Extracted data entries:
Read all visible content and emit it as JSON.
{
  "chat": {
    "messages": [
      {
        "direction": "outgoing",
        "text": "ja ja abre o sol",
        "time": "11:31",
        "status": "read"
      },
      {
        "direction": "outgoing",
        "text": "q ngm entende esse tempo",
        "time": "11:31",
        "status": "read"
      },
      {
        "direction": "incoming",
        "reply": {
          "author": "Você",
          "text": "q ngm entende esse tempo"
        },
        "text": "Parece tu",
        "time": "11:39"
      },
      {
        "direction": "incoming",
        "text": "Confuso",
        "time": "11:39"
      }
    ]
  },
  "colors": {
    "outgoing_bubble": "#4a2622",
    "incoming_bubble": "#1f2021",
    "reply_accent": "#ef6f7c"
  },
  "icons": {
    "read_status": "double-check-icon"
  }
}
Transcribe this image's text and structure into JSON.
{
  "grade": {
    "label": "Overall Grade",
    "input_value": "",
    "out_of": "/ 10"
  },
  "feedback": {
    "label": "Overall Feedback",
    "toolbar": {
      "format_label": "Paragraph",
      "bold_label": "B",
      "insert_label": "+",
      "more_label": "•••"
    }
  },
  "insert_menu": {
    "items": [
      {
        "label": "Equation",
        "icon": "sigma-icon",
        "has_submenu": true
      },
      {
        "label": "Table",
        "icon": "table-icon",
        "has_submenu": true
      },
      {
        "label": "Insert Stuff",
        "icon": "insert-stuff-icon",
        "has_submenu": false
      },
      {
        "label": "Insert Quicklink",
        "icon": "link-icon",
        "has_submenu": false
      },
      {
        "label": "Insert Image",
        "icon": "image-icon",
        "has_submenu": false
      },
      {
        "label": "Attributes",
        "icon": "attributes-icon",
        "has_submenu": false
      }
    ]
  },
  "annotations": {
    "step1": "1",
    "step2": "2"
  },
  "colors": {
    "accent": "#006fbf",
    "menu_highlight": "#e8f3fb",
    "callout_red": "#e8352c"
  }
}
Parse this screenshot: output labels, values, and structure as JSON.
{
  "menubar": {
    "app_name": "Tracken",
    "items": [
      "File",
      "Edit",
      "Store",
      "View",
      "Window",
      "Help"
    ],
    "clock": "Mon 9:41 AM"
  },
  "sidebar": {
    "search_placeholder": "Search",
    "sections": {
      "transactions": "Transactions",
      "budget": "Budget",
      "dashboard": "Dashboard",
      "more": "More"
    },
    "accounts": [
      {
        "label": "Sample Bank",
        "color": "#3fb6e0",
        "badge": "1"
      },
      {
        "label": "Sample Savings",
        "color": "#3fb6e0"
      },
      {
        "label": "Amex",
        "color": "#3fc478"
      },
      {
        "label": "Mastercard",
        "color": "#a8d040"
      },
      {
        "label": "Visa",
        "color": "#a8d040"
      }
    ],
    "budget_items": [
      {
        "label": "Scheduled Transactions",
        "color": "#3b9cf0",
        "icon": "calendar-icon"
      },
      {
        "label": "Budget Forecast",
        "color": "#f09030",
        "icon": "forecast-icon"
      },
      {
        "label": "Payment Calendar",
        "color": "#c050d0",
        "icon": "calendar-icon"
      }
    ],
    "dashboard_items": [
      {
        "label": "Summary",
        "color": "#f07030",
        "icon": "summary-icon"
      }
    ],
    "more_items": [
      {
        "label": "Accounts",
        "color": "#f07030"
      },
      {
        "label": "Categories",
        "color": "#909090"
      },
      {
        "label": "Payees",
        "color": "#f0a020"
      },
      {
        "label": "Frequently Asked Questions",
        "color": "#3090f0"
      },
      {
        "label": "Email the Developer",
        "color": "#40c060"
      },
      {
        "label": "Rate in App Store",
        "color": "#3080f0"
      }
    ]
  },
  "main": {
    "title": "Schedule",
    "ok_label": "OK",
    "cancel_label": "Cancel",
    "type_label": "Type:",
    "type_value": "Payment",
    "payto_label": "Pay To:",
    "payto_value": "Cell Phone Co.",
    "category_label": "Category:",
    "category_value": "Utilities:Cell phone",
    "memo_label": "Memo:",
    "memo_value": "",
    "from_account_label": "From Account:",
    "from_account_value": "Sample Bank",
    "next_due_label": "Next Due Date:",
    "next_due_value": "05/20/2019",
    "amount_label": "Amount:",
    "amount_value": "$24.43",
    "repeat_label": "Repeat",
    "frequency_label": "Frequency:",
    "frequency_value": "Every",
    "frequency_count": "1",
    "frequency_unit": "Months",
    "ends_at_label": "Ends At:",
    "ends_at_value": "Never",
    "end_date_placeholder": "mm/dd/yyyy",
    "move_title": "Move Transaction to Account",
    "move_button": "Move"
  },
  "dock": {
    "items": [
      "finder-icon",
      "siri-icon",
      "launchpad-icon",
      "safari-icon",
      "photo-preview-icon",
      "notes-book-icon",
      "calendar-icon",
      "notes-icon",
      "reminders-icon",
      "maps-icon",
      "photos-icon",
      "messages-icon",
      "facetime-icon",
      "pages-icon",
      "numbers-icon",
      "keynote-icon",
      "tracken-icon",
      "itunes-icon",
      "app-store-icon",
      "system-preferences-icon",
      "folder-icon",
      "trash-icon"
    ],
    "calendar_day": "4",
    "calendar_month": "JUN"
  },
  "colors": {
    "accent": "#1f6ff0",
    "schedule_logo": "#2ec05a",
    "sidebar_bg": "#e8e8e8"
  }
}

* **Task description**:
Filter the records above for "esse" and copy every matching line.

* **Right answer**:
        "text": "q ngm entende esse tempo",
          "text": "q ngm entende esse tempo"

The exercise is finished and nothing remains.